### WHAT TO DO
Make an exact copy of the data below, leaving out every picture.

### PROVIDED RECORDS
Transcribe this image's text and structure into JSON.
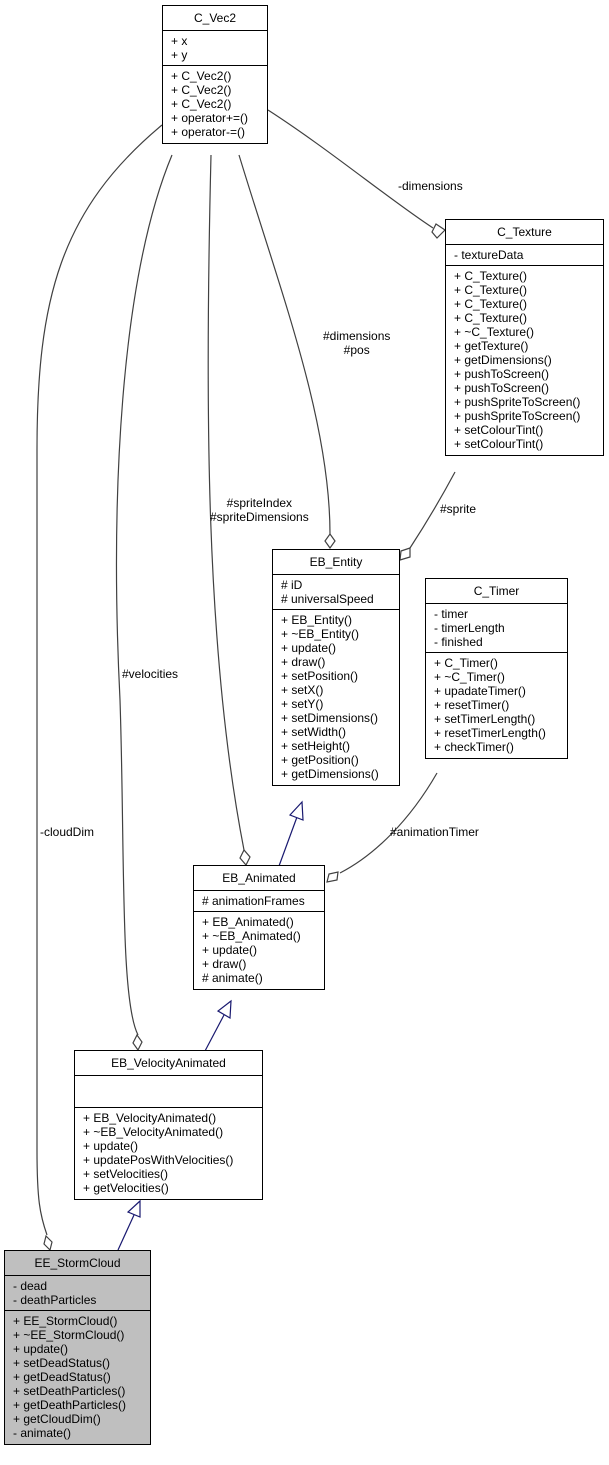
{
  "classes": {
    "c_vec2": {
      "name": "C_Vec2",
      "attributes": [
        "+ x",
        "+ y"
      ],
      "operations": [
        "+ C_Vec2()",
        "+ C_Vec2()",
        "+ C_Vec2()",
        "+ operator+=()",
        "+ operator-=()"
      ]
    },
    "c_texture": {
      "name": "C_Texture",
      "attributes": [
        "- textureData"
      ],
      "operations": [
        "+ C_Texture()",
        "+ C_Texture()",
        "+ C_Texture()",
        "+ C_Texture()",
        "+ ~C_Texture()",
        "+ getTexture()",
        "+ getDimensions()",
        "+ pushToScreen()",
        "+ pushToScreen()",
        "+ pushSpriteToScreen()",
        "+ pushSpriteToScreen()",
        "+ setColourTint()",
        "+ setColourTint()"
      ]
    },
    "eb_entity": {
      "name": "EB_Entity",
      "attributes": [
        "# iD",
        "# universalSpeed"
      ],
      "operations": [
        "+ EB_Entity()",
        "+ ~EB_Entity()",
        "+ update()",
        "+ draw()",
        "+ setPosition()",
        "+ setX()",
        "+ setY()",
        "+ setDimensions()",
        "+ setWidth()",
        "+ setHeight()",
        "+ getPosition()",
        "+ getDimensions()"
      ]
    },
    "c_timer": {
      "name": "C_Timer",
      "attributes": [
        "- timer",
        "- timerLength",
        "- finished"
      ],
      "operations": [
        "+ C_Timer()",
        "+ ~C_Timer()",
        "+ upadateTimer()",
        "+ resetTimer()",
        "+ setTimerLength()",
        "+ resetTimerLength()",
        "+ checkTimer()"
      ]
    },
    "eb_animated": {
      "name": "EB_Animated",
      "attributes": [
        "# animationFrames"
      ],
      "operations": [
        "+ EB_Animated()",
        "+ ~EB_Animated()",
        "+ update()",
        "+ draw()",
        "# animate()"
      ]
    },
    "eb_velocityanimated": {
      "name": "EB_VelocityAnimated",
      "attributes": [],
      "operations": [
        "+ EB_VelocityAnimated()",
        "+ ~EB_VelocityAnimated()",
        "+ update()",
        "+ updatePosWithVelocities()",
        "+ setVelocities()",
        "+ getVelocities()"
      ]
    },
    "ee_stormcloud": {
      "name": "EE_StormCloud",
      "attributes": [
        "- dead",
        "- deathParticles"
      ],
      "operations": [
        "+ EE_StormCloud()",
        "+ ~EE_StormCloud()",
        "+ update()",
        "+ setDeadStatus()",
        "+ getDeadStatus()",
        "+ setDeathParticles()",
        "+ getDeathParticles()",
        "+ getCloudDim()",
        "- animate()"
      ]
    }
  },
  "edges": {
    "dimensions_texture": "-dimensions",
    "entity_dims_pos": [
      "#dimensions",
      "#pos"
    ],
    "sprite_index_dims": [
      "#spriteIndex",
      "#spriteDimensions"
    ],
    "sprite": "#sprite",
    "velocities": "#velocities",
    "cloud_dim": "-cloudDim",
    "animation_timer": "#animationTimer"
  },
  "colors": {
    "focus_fill": "#bfbfbf",
    "association": "#404040",
    "inheritance": "#191970"
  }
}
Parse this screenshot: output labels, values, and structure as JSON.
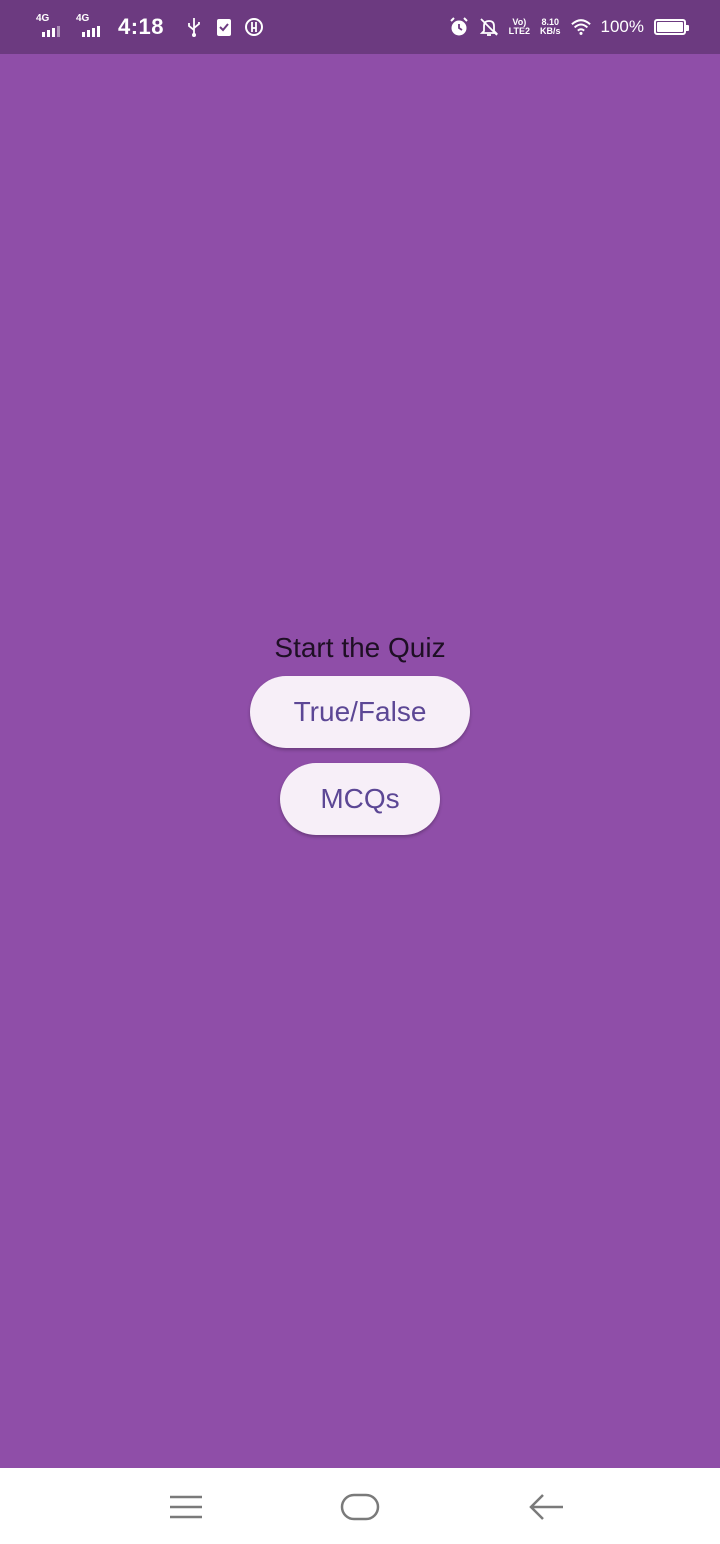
{
  "status_bar": {
    "network1": "4G",
    "network2": "4G",
    "time": "4:18",
    "volte_top": "Vo)",
    "volte_bottom": "LTE2",
    "speed_value": "8.10",
    "speed_unit": "KB/s",
    "battery_percent": "100%"
  },
  "main": {
    "title": "Start the Quiz",
    "buttons": [
      {
        "label": "True/False"
      },
      {
        "label": "MCQs"
      }
    ]
  },
  "colors": {
    "status_bar": "#6c3a80",
    "background": "#8f4ea8",
    "button_bg": "#f7eff8",
    "button_text": "#5c4795",
    "nav_bar": "#ffffff"
  },
  "nav_bar": {
    "icons": [
      "menu-icon",
      "home-icon",
      "back-arrow-icon"
    ]
  }
}
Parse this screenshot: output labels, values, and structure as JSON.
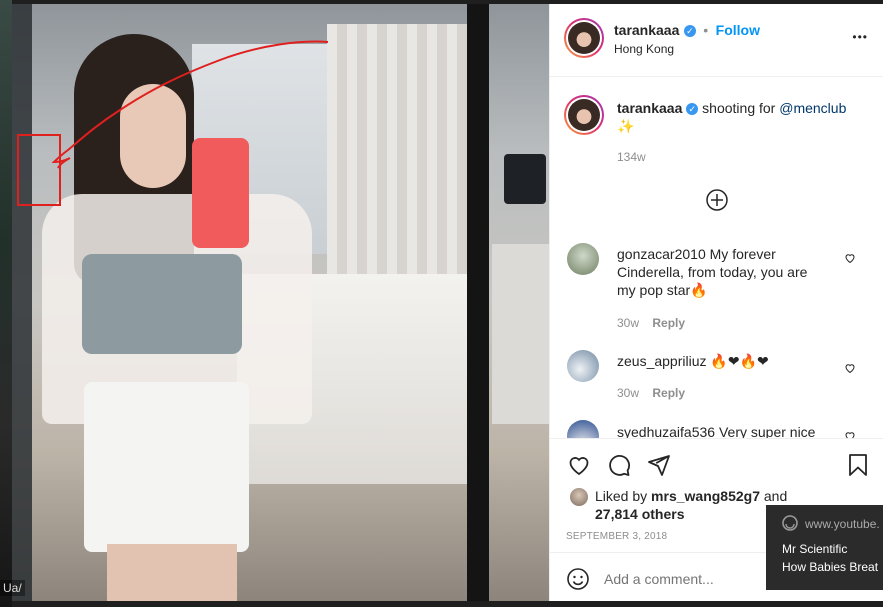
{
  "post": {
    "username": "tarankaaa",
    "location": "Hong Kong",
    "follow_label": "Follow",
    "caption_text": "shooting for",
    "caption_mention": "@menclub",
    "caption_emoji": "✨",
    "caption_time": "134w",
    "likes_prefix": "Liked by",
    "likes_user": "mrs_wang852g7",
    "likes_and": "and",
    "likes_others": "27,814 others",
    "date": "SEPTEMBER 3, 2018",
    "add_comment_placeholder": "Add a comment...",
    "more_label": "•••",
    "dot_sep": "•"
  },
  "comments": [
    {
      "user": "gonzacar2010",
      "text": "My forever Cinderella, from today, you are my pop star🔥",
      "time": "30w",
      "reply": "Reply"
    },
    {
      "user": "zeus_appriliuz",
      "text": "🔥❤🔥❤",
      "time": "30w",
      "reply": "Reply"
    },
    {
      "user": "syedhuzaifa536",
      "text": "Very super nice"
    }
  ],
  "overlay": {
    "site": "www.youtube.",
    "channel": "Mr Scientific",
    "title": "How Babies Breat"
  },
  "host_label": "Ua/",
  "colors": {
    "accent": "#0095f6",
    "verified": "#3897f0",
    "annotation": "#e0201f"
  }
}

### EXPECTED ANSWER
Transcribe this image's text and structure into JSON.
{
  "classes": {
    "c_vec2": {
      "name": "C_Vec2",
      "attributes": [
        "+ x",
        "+ y"
      ],
      "operations": [
        "+ C_Vec2()",
        "+ C_Vec2()",
        "+ C_Vec2()",
        "+ operator+=()",
        "+ operator-=()"
      ]
    },
    "c_texture": {
      "name": "C_Texture",
      "attributes": [
        "- textureData"
      ],
      "operations": [
        "+ C_Texture()",
        "+ C_Texture()",
        "+ C_Texture()",
        "+ C_Texture()",
        "+ ~C_Texture()",
        "+ getTexture()",
        "+ getDimensions()",
        "+ pushToScreen()",
        "+ pushToScreen()",
        "+ pushSpriteToScreen()",
        "+ pushSpriteToScreen()",
        "+ setColourTint()",
        "+ setColourTint()"
      ]
    },
    "eb_entity": {
      "name": "EB_Entity",
      "attributes": [
        "# iD",
        "# universalSpeed"
      ],
      "operations": [
        "+ EB_Entity()",
        "+ ~EB_Entity()",
        "+ update()",
        "+ draw()",
        "+ setPosition()",
        "+ setX()",
        "+ setY()",
        "+ setDimensions()",
        "+ setWidth()",
        "+ setHeight()",
        "+ getPosition()",
        "+ getDimensions()"
      ]
    },
    "c_timer": {
      "name": "C_Timer",
      "attributes": [
        "- timer",
        "- timerLength",
        "- finished"
      ],
      "operations": [
        "+ C_Timer()",
        "+ ~C_Timer()",
        "+ upadateTimer()",
        "+ resetTimer()",
        "+ setTimerLength()",
        "+ resetTimerLength()",
        "+ checkTimer()"
      ]
    },
    "eb_animated": {
      "name": "EB_Animated",
      "attributes": [
        "# animationFrames"
      ],
      "operations": [
        "+ EB_Animated()",
        "+ ~EB_Animated()",
        "+ update()",
        "+ draw()",
        "# animate()"
      ]
    },
    "eb_velocityanimated": {
      "name": "EB_VelocityAnimated",
      "attributes": [],
      "operations": [
        "+ EB_VelocityAnimated()",
        "+ ~EB_VelocityAnimated()",
        "+ update()",
        "+ updatePosWithVelocities()",
        "+ setVelocities()",
        "+ getVelocities()"
      ]
    },
    "ee_stormcloud": {
      "name": "EE_StormCloud",
      "attributes": [
        "- dead",
        "- deathParticles"
      ],
      "operations": [
        "+ EE_StormCloud()",
        "+ ~EE_StormCloud()",
        "+ update()",
        "+ setDeadStatus()",
        "+ getDeadStatus()",
        "+ setDeathParticles()",
        "+ getDeathParticles()",
        "+ getCloudDim()",
        "- animate()"
      ]
    }
  },
  "edges": {
    "dimensions_texture": "-dimensions",
    "entity_dims_pos": [
      "#dimensions",
      "#pos"
    ],
    "sprite_index_dims": [
      "#spriteIndex",
      "#spriteDimensions"
    ],
    "sprite": "#sprite",
    "velocities": "#velocities",
    "cloud_dim": "-cloudDim",
    "animation_timer": "#animationTimer"
  },
  "colors": {
    "focus_fill": "#bfbfbf",
    "association": "#404040",
    "inheritance": "#191970"
  }
}
Parse this screenshot: output labels, values, and structure as JSON.
{
  "status_bar": {
    "network1": "4G",
    "network2": "4G",
    "time": "4:18",
    "volte_top": "Vo)",
    "volte_bottom": "LTE2",
    "speed_value": "8.10",
    "speed_unit": "KB/s",
    "battery_percent": "100%"
  },
  "main": {
    "title": "Start the Quiz",
    "buttons": [
      {
        "label": "True/False"
      },
      {
        "label": "MCQs"
      }
    ]
  },
  "colors": {
    "status_bar": "#6c3a80",
    "background": "#8f4ea8",
    "button_bg": "#f7eff8",
    "button_text": "#5c4795",
    "nav_bar": "#ffffff"
  },
  "nav_bar": {
    "icons": [
      "menu-icon",
      "home-icon",
      "back-arrow-icon"
    ]
  }
}
Parse this screenshot: output labels, values, and structure as JSON.
{
  "post": {
    "username": "tarankaaa",
    "location": "Hong Kong",
    "follow_label": "Follow",
    "caption_text": "shooting for",
    "caption_mention": "@menclub",
    "caption_emoji": "✨",
    "caption_time": "134w",
    "likes_prefix": "Liked by",
    "likes_user": "mrs_wang852g7",
    "likes_and": "and",
    "likes_others": "27,814 others",
    "date": "SEPTEMBER 3, 2018",
    "add_comment_placeholder": "Add a comment...",
    "more_label": "•••",
    "dot_sep": "•"
  },
  "comments": [
    {
      "user": "gonzacar2010",
      "text": "My forever Cinderella, from today, you are my pop star🔥",
      "time": "30w",
      "reply": "Reply"
    },
    {
      "user": "zeus_appriliuz",
      "text": "🔥❤🔥❤",
      "time": "30w",
      "reply": "Reply"
    },
    {
      "user": "syedhuzaifa536",
      "text": "Very super nice"
    }
  ],
  "overlay": {
    "site": "www.youtube.",
    "channel": "Mr Scientific",
    "title": "How Babies Breat"
  },
  "host_label": "Ua/",
  "colors": {
    "accent": "#0095f6",
    "verified": "#3897f0",
    "annotation": "#e0201f"
  }
}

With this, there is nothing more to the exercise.